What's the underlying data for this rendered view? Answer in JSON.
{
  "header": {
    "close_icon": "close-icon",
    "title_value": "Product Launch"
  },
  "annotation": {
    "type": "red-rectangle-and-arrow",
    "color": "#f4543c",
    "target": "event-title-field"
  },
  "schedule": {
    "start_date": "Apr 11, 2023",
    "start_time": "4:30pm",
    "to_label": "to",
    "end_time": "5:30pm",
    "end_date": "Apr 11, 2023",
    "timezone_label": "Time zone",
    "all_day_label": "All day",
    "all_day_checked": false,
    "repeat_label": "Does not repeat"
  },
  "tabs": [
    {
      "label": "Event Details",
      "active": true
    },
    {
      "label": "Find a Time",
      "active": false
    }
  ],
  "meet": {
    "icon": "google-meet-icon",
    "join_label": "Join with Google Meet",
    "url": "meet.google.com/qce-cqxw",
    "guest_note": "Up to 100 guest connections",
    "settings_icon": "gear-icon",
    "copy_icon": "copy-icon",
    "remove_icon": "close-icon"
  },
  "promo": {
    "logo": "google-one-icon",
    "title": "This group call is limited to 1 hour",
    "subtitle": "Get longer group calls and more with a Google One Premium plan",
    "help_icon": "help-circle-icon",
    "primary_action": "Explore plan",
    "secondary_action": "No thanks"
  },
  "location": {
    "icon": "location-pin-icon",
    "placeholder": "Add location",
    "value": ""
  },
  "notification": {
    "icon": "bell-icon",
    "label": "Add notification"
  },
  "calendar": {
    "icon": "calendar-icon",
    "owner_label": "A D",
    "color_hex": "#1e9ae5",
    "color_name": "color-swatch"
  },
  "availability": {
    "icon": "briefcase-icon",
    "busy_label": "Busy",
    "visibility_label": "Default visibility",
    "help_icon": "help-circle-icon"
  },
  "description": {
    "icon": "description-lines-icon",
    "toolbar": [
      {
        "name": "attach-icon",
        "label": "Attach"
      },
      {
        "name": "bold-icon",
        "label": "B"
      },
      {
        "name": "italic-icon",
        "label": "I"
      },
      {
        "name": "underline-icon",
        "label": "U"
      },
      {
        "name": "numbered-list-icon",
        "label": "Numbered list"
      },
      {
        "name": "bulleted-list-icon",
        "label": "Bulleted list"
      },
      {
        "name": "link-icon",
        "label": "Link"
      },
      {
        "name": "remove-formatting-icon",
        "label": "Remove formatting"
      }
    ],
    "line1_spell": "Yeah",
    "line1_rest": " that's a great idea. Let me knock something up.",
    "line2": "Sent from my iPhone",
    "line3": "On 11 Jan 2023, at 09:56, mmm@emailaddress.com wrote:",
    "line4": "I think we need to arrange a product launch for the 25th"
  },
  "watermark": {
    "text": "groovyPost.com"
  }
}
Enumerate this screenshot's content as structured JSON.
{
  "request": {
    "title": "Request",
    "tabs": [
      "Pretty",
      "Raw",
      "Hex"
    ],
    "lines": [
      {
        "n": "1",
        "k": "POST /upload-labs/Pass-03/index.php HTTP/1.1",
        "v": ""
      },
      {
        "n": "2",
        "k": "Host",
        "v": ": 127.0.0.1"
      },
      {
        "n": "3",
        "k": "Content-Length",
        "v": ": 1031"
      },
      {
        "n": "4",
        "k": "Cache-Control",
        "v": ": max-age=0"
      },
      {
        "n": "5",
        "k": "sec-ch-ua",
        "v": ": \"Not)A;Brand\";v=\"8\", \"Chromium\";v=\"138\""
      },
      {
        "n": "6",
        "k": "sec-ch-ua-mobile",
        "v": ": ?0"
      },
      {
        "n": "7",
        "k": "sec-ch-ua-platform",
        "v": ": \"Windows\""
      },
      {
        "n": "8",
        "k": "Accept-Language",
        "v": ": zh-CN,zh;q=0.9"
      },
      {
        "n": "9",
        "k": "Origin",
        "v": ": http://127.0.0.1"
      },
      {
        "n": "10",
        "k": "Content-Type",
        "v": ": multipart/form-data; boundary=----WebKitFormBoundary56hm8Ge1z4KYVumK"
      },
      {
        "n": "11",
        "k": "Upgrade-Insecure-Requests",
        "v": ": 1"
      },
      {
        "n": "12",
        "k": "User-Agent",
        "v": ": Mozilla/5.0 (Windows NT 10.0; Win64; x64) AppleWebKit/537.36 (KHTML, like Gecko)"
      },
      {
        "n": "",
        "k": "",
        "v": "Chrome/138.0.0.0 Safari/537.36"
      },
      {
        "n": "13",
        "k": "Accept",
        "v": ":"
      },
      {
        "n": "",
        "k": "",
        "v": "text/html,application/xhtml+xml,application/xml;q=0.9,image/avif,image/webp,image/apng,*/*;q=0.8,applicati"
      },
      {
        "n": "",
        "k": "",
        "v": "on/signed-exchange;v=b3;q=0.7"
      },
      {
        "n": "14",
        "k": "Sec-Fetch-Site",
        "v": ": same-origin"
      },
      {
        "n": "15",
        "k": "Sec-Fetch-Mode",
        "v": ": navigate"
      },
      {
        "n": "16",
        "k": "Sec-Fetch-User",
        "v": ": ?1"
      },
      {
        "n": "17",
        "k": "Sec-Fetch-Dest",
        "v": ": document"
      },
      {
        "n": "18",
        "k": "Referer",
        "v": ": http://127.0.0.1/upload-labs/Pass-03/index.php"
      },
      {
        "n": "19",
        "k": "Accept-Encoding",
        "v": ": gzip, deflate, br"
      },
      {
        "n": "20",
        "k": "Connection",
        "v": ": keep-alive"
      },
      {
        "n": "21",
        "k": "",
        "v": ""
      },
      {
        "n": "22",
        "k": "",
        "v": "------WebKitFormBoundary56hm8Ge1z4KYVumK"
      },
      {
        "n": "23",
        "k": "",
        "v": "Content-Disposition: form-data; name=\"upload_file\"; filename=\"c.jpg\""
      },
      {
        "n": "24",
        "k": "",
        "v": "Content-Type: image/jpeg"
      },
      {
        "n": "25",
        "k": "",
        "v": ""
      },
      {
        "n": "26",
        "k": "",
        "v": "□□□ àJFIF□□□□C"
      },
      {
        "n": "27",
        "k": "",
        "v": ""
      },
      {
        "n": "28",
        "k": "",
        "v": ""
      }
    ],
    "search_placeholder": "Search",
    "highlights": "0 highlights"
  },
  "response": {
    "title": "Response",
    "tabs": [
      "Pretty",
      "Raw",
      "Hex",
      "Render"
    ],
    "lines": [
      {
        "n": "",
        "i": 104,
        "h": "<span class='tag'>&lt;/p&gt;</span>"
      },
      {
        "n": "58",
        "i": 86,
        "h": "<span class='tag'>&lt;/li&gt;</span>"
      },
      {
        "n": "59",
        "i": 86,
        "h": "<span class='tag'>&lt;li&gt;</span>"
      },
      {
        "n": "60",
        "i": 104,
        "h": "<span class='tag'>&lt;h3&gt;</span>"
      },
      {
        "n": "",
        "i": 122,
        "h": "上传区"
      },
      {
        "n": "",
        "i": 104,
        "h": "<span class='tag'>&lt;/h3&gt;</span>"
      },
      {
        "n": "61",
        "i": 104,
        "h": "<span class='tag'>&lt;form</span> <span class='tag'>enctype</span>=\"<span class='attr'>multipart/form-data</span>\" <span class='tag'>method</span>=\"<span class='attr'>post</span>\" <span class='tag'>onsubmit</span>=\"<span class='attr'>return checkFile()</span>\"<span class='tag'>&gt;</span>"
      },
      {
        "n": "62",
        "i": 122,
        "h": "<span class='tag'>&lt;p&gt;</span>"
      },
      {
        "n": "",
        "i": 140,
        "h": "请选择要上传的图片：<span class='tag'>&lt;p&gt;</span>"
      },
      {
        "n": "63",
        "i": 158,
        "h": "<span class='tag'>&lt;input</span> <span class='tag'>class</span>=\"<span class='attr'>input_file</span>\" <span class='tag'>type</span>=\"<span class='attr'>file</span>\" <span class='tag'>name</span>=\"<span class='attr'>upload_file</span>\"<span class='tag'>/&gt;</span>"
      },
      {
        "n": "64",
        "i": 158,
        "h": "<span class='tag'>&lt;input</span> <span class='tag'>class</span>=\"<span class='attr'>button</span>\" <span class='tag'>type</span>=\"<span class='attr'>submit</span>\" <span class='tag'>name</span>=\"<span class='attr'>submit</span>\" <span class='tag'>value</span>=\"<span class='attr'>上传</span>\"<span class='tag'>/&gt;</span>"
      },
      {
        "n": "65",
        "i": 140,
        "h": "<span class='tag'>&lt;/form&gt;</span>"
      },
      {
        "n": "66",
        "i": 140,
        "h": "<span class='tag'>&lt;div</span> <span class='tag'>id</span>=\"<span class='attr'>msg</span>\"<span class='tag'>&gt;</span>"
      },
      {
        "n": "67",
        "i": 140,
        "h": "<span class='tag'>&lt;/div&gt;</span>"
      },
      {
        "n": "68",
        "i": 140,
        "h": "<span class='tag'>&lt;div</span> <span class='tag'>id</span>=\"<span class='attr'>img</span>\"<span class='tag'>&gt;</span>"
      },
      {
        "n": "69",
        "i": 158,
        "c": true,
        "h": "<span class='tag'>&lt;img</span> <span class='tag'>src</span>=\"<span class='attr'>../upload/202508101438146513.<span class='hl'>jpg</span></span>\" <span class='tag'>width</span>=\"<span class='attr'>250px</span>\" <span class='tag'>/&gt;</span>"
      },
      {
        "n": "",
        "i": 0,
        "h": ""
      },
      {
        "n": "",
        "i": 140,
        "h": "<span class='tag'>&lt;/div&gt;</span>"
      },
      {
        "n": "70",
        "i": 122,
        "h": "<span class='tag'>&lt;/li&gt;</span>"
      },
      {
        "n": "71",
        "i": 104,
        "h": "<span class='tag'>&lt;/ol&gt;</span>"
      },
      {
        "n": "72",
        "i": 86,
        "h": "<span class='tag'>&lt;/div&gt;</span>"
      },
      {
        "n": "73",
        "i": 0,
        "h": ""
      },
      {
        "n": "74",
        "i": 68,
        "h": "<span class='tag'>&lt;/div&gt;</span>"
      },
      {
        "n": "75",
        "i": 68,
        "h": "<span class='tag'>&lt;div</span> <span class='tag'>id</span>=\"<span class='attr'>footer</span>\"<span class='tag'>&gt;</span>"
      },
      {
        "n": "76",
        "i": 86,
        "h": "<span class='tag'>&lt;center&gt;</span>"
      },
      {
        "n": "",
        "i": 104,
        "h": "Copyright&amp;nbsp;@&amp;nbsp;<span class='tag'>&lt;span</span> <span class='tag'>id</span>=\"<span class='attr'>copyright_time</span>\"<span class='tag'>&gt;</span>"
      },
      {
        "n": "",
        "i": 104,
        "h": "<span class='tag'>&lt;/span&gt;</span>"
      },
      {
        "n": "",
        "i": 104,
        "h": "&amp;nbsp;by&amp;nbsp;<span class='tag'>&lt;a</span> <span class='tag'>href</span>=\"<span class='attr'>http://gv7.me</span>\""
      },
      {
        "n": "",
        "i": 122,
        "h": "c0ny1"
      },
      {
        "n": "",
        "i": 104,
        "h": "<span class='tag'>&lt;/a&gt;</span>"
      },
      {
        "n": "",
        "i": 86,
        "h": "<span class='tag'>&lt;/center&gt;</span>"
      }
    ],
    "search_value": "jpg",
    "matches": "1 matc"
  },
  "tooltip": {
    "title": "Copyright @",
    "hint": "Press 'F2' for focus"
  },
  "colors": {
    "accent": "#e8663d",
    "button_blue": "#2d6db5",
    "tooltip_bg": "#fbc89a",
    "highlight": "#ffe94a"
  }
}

────────────────────────────────────────

GIVEN INSTRUCTION »
What is the number of lines in the records that contain "input"? Give that number only.

RESPONSE TO THIS EXERCISE »
2